◆ PROBLEM TO SOLVE:
Each line of the material must be returned exactly.

Figure collection entries
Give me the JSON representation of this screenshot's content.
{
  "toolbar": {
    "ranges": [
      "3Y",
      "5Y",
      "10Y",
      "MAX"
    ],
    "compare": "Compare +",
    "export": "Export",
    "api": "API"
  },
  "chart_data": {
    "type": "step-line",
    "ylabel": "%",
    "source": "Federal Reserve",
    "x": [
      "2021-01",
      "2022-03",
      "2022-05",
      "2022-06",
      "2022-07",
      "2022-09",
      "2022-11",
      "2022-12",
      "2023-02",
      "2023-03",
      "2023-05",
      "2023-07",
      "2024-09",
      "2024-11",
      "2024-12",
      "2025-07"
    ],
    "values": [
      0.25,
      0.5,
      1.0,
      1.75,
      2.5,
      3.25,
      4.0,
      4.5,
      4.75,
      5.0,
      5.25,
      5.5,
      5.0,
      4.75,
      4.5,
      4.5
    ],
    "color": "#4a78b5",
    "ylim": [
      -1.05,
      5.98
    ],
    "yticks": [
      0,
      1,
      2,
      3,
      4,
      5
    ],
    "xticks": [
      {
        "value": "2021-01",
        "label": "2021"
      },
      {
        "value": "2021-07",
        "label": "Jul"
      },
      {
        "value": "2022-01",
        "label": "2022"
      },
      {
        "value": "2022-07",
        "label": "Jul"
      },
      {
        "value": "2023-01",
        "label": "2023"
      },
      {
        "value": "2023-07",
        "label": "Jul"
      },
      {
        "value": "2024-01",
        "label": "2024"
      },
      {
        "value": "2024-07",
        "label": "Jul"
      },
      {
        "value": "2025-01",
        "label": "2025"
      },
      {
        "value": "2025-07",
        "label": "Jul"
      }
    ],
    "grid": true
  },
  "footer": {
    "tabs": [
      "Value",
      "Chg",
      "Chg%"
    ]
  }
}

◆ FINISHED EXERCISE:
Give me the JSON representation of this screenshot's content.
{
  "toolbar": {
    "ranges": [
      "3Y",
      "5Y",
      "10Y",
      "MAX"
    ],
    "compare": "Compare +",
    "export": "Export",
    "api": "API"
  },
  "chart_data": {
    "type": "step-line",
    "ylabel": "%",
    "source": "Federal Reserve",
    "x": [
      "2021-01",
      "2022-03",
      "2022-05",
      "2022-06",
      "2022-07",
      "2022-09",
      "2022-11",
      "2022-12",
      "2023-02",
      "2023-03",
      "2023-05",
      "2023-07",
      "2024-09",
      "2024-11",
      "2024-12",
      "2025-07"
    ],
    "values": [
      0.25,
      0.5,
      1.0,
      1.75,
      2.5,
      3.25,
      4.0,
      4.5,
      4.75,
      5.0,
      5.25,
      5.5,
      5.0,
      4.75,
      4.5,
      4.5
    ],
    "color": "#4a78b5",
    "ylim": [
      -1.05,
      5.98
    ],
    "yticks": [
      0,
      1,
      2,
      3,
      4,
      5
    ],
    "xticks": [
      {
        "value": "2021-01",
        "label": "2021"
      },
      {
        "value": "2021-07",
        "label": "Jul"
      },
      {
        "value": "2022-01",
        "label": "2022"
      },
      {
        "value": "2022-07",
        "label": "Jul"
      },
      {
        "value": "2023-01",
        "label": "2023"
      },
      {
        "value": "2023-07",
        "label": "Jul"
      },
      {
        "value": "2024-01",
        "label": "2024"
      },
      {
        "value": "2024-07",
        "label": "Jul"
      },
      {
        "value": "2025-01",
        "label": "2025"
      },
      {
        "value": "2025-07",
        "label": "Jul"
      }
    ],
    "grid": true
  },
  "footer": {
    "tabs": [
      "Value",
      "Chg",
      "Chg%"
    ]
  }
}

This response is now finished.